*Given exercise a*
In the records, update the lines between the one holding "help-button[interactable]: ? xyxy=(409,1,453,31)" and the one holding "ok-button[interactable]: 确定 xyxy=(187,517,277,545)", inclusive, replacing "user-icon" with "person-icon" and leaving everything else unchanged. Return only those lines.
##### Selection #####
Photo courtesy: Memories of a Machine Facebook page.

The tricky part, though, is that this statement is presented as a joke in the film (the mood throughout is breezy, bordering on sexual tension) rather than as a disclaimer. Padindala also said in an interview with Narada News: “The movie aims to show how an eight-year-old girl was first introduced to sex and her natural thought towards it was that of pleasure. It is immaterial whether that introduction was by an adult or a peer.”

Is it really immaterial though? The film’s open and unapologetic attitude to confronting sexual experiences is interesting, but it does appear to suggest that if a minor enjoys a sexual experience then there is no problem, similar to the message of “The Little Coochi Snorcher That Could”, a section of The Vagina Monologues that came under fire for apparently propagating the sentiment, “If it was a rape, it was a good rape”. While this assumes that pleasure from an act and its ethical standing are two mutually exclusive conversations, the question I found myself and my friends puzzling over is that if this makes the film dangerously slanted, should it have included a caveat? Should it have ended with statistics about how this incident might have been an outlier but child sexual abuse is rampant and victims are frequently denied justice and left confused and floundering in the aftermath of such an incident? Feminist and historian Devika Jayakumari felt that the film could, at the very least, carry a warning for people with disturbing memories of childhood sexual abuse. But does the film undermine the traumatic experiences of people who have been sexually abused as children, or could it be engaging for those who enjoyed an early sexual experience and later felt guilty?
##### Stored data #####
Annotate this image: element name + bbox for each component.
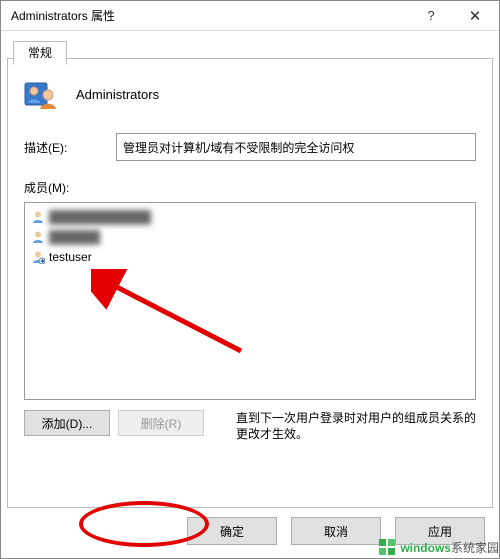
help-button[interactable]: ? xyxy=(409,1,453,31)
members-listbox[interactable]: ████████████ ██████ testuser xyxy=(24,202,476,400)
description-row: 描述(E): xyxy=(24,133,476,161)
user-icon xyxy=(31,250,45,264)
user-icon xyxy=(31,210,45,224)
ok-button[interactable]: 确定 xyxy=(187,517,277,545)
add-button[interactable]: 添加(D)... xyxy=(24,410,110,436)
description-label: 描述(E): xyxy=(24,139,116,156)
remove-button: 删除(R) xyxy=(118,410,204,436)
tab-general[interactable]: 常规 xyxy=(13,41,67,65)
watermark-text: windows系统家园 xyxy=(400,539,499,556)
member-name: testuser xyxy=(49,250,92,264)
window-title: Administrators 属性 xyxy=(11,7,409,24)
members-label: 成员(M): xyxy=(24,179,476,196)
group-icon xyxy=(24,77,58,111)
group-header: Administrators xyxy=(24,77,476,111)
watermark: windows系统家园 xyxy=(378,538,499,556)
list-item[interactable]: ██████ xyxy=(31,227,469,247)
member-actions: 添加(D)... 删除(R) 直到下一次用户登录时对用户的组成员关系的更改才生效… xyxy=(24,410,476,442)
member-name: ████████████ xyxy=(49,210,151,224)
description-input[interactable] xyxy=(116,133,476,161)
list-item[interactable]: ████████████ xyxy=(31,207,469,227)
close-button[interactable]: ✕ xyxy=(453,1,497,31)
properties-dialog: Administrators 属性 ? ✕ 常规 Administrators … xyxy=(0,0,500,559)
tab-panel: Administrators 描述(E): 成员(M): ███████████… xyxy=(7,58,493,508)
member-name: ██████ xyxy=(49,230,100,244)
list-item[interactable]: testuser xyxy=(31,247,469,267)
titlebar: Administrators 属性 ? ✕ xyxy=(1,1,499,31)
dialog-body: 常规 Administrators 描述(E): 成员(M): xyxy=(1,31,499,558)
group-name-label: Administrators xyxy=(76,87,159,102)
watermark-logo-icon xyxy=(378,538,396,556)
cancel-button[interactable]: 取消 xyxy=(291,517,381,545)
membership-note: 直到下一次用户登录时对用户的组成员关系的更改才生效。 xyxy=(236,410,476,442)
user-icon xyxy=(31,230,45,244)
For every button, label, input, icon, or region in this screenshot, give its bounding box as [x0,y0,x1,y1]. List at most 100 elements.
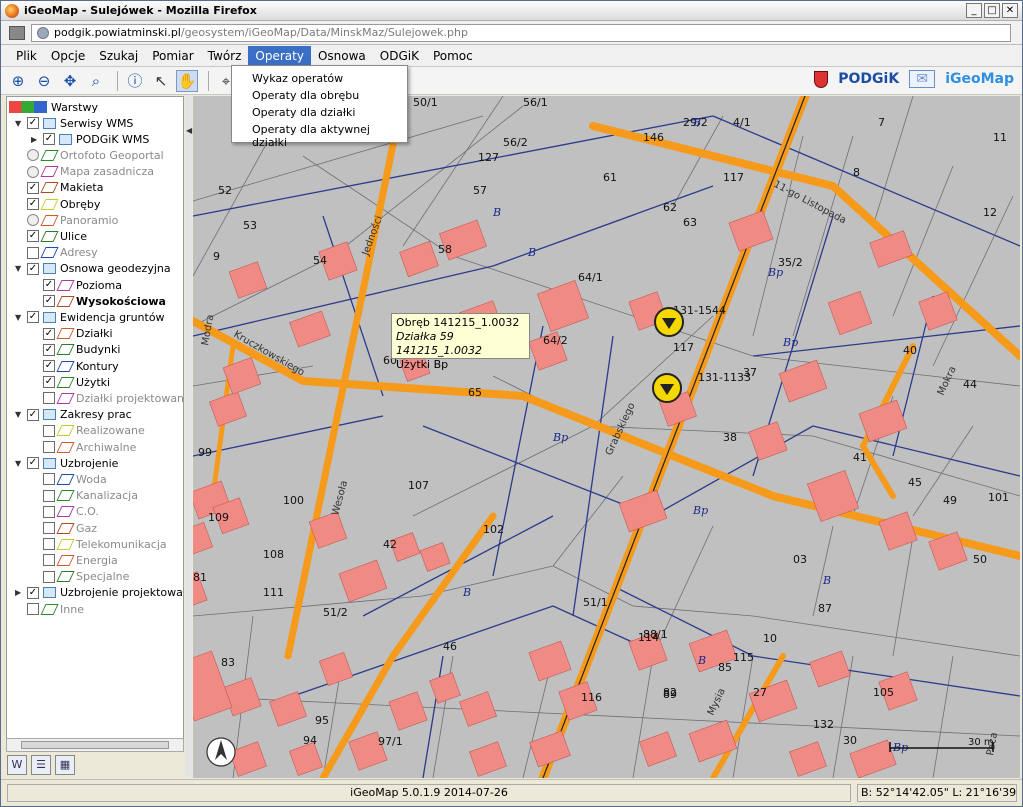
dropdown-item-dzialka[interactable]: Operaty dla działki [232,104,407,121]
zoom-in-icon[interactable]: ⊕ [7,70,29,92]
layer-checkbox[interactable] [27,181,39,194]
layer-row[interactable]: Kontury [31,358,119,374]
minimize-button[interactable]: _ [966,3,982,18]
select-arrow-icon[interactable]: ↖ [150,70,172,92]
layer-checkbox[interactable] [43,554,55,567]
layer-checkbox[interactable] [43,279,55,291]
layer-row[interactable]: Realizowane [31,423,145,439]
layer-radio[interactable] [27,149,39,162]
layer-row[interactable]: Mapa zasadnicza [15,164,154,180]
layer-row[interactable]: Gaz [31,520,97,536]
layer-checkbox[interactable] [27,262,39,275]
layer-row[interactable]: ▼ Osnowa geodezyjna [15,261,171,277]
layer-checkbox[interactable] [43,570,55,583]
layer-row[interactable]: Ulice [15,228,87,244]
layer-checkbox[interactable] [27,198,39,210]
layer-checkbox[interactable] [43,473,55,486]
expand-down-icon[interactable]: ▼ [15,264,24,273]
expand-down-icon[interactable]: ▼ [15,313,24,322]
layer-checkbox[interactable] [27,603,39,615]
layer-checkbox[interactable] [43,392,55,405]
url-field[interactable]: podgik.powiatminski.pl/geosystem/iGeoMap… [31,23,1011,42]
layer-checkbox[interactable] [27,230,39,243]
layer-row[interactable]: Archiwalne [31,439,136,455]
layer-row[interactable]: Wysokościowa [31,293,166,309]
pan-extent-icon[interactable]: ✥ [59,70,81,92]
layer-row[interactable]: ▶ Uzbrojenie projektowane [15,585,183,601]
dropdown-item-obreb[interactable]: Operaty dla obrębu [232,87,407,104]
layer-row[interactable]: Użytki [31,374,110,390]
layer-checkbox[interactable] [43,343,55,356]
menu-pomoc[interactable]: Pomoc [426,46,480,66]
layers-horizontal-scrollbar[interactable] [6,738,184,752]
layer-checkbox[interactable] [43,522,55,534]
layer-row[interactable]: ▼ Ewidencja gruntów [15,309,165,325]
menu-operaty[interactable]: Operaty [248,45,311,66]
close-button[interactable]: ✕ [1002,3,1018,18]
map-canvas[interactable]: 56/150/114629/2 4/1 71156/212761 852 5711762… [193,96,1020,778]
layer-checkbox[interactable] [43,424,55,437]
menu-osnowa[interactable]: Osnowa [311,46,373,66]
layer-checkbox[interactable] [27,408,39,421]
layer-checkbox[interactable] [43,538,55,551]
layer-row[interactable]: ▼ Uzbrojenie [15,455,118,471]
layer-row[interactable]: Inne [15,601,84,617]
layer-row[interactable]: Budynki [31,342,120,358]
layer-checkbox[interactable] [27,246,39,259]
layer-row[interactable]: Makieta [15,180,103,196]
layer-row[interactable]: Działki projektowane [31,390,183,406]
zoom-window-icon[interactable]: ⌕ [85,70,107,92]
layer-radio[interactable] [27,165,39,178]
menu-opcje[interactable]: Opcje [44,46,92,66]
layer-checkbox[interactable] [43,489,55,502]
layer-row[interactable]: ▼ Zakresy prac [15,407,132,423]
layer-row[interactable]: C.O. [31,504,99,520]
layer-checkbox[interactable] [43,360,55,372]
expand-right-icon[interactable]: ▶ [15,588,24,597]
menu-tworz[interactable]: Twórz [201,46,249,66]
layer-row[interactable]: Pozioma [31,277,122,293]
layer-checkbox[interactable] [43,505,55,518]
layer-row[interactable]: Woda [31,471,107,487]
dropdown-item-wykaz[interactable]: Wykaz operatów [232,70,407,87]
layer-row[interactable]: Działki [31,326,113,342]
menu-szukaj[interactable]: Szukaj [92,46,145,66]
legend-icon[interactable]: ☰ [31,755,51,775]
menu-plik[interactable]: Plik [9,46,44,66]
podgik-logo[interactable]: PODGiK [838,71,899,87]
layer-row[interactable]: Kanalizacja [31,488,138,504]
layer-row[interactable]: Obręby [15,196,100,212]
layer-checkbox[interactable] [27,117,39,129]
map-image-icon[interactable]: ▦ [55,755,75,775]
igeomap-logo[interactable]: iGeoMap [945,71,1014,87]
scrollbar-thumb[interactable] [21,741,169,749]
layer-row[interactable]: Specjalne [31,569,129,585]
layer-row[interactable]: Energia [31,552,118,568]
menu-pomiar[interactable]: Pomiar [145,46,200,66]
layer-checkbox[interactable] [27,586,39,599]
info-icon[interactable]: ⓘ [124,70,146,92]
layer-row[interactable]: Ortofoto Geoportal [15,147,164,163]
layer-checkbox[interactable] [43,441,55,453]
layers-root[interactable]: Warstwy [9,99,98,115]
hand-pan-icon[interactable]: ✋ [176,69,198,92]
zoom-out-icon[interactable]: ⊖ [33,70,55,92]
panel-splitter[interactable]: ◀ [185,96,192,776]
layer-checkbox[interactable] [43,295,55,308]
layer-row[interactable]: ▶ PODGiK WMS [31,131,149,147]
menu-odgik[interactable]: ODGiK [373,46,426,66]
layer-row[interactable]: Panoramio [15,212,118,228]
layer-radio[interactable] [27,214,39,227]
layer-checkbox[interactable] [43,133,55,146]
maximize-button[interactable]: □ [984,3,1000,18]
envelope-icon[interactable]: ✉ [909,70,936,88]
layer-checkbox[interactable] [27,311,39,324]
layer-checkbox[interactable] [27,457,39,470]
expand-down-icon[interactable]: ▼ [15,459,24,468]
map-view[interactable]: 56/1 50/1 146 29/2 4/1 7 11 56/2 127 61 8 52 57 117 62… [193,96,1020,778]
expand-down-icon[interactable]: ▼ [15,119,24,128]
layer-row[interactable]: Telekomunikacja [31,536,167,552]
layer-checkbox[interactable] [43,327,55,340]
collapse-arrow-icon[interactable]: ◀ [186,126,192,135]
layer-row[interactable]: ▼ Serwisy WMS [15,115,133,131]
#####
*Given exercise b*
Do these statements agree with the passage on the film? (i) Padindala spoke with Narada News. (ii) The girl in the film is ten years old. (iii) Devika Jayakumari felt the film could carry a warning. Give yes or no for each, quoting the deciding words.

*Correct response a*
help-button[interactable]: ? xyxy=(409,1,453,31)
members-listbox[interactable]: ████████████ ██████ testuser xyxy=(24,202,476,400)
description-row: 描述(E): xyxy=(24,133,476,161)
person-icon xyxy=(31,250,45,264)
person-icon xyxy=(31,210,45,224)
ok-button[interactable]: 确定 xyxy=(187,517,277,545)

*Correct response b*
(i) Yes: "Padindala also said in an interview with Narada News"
(ii) No: "an eight-year-old girl was first introduced to sex"
(iii) Yes: "the film could, at the very least, carry a warning for people with disturbing memories of childhood sexual abuse"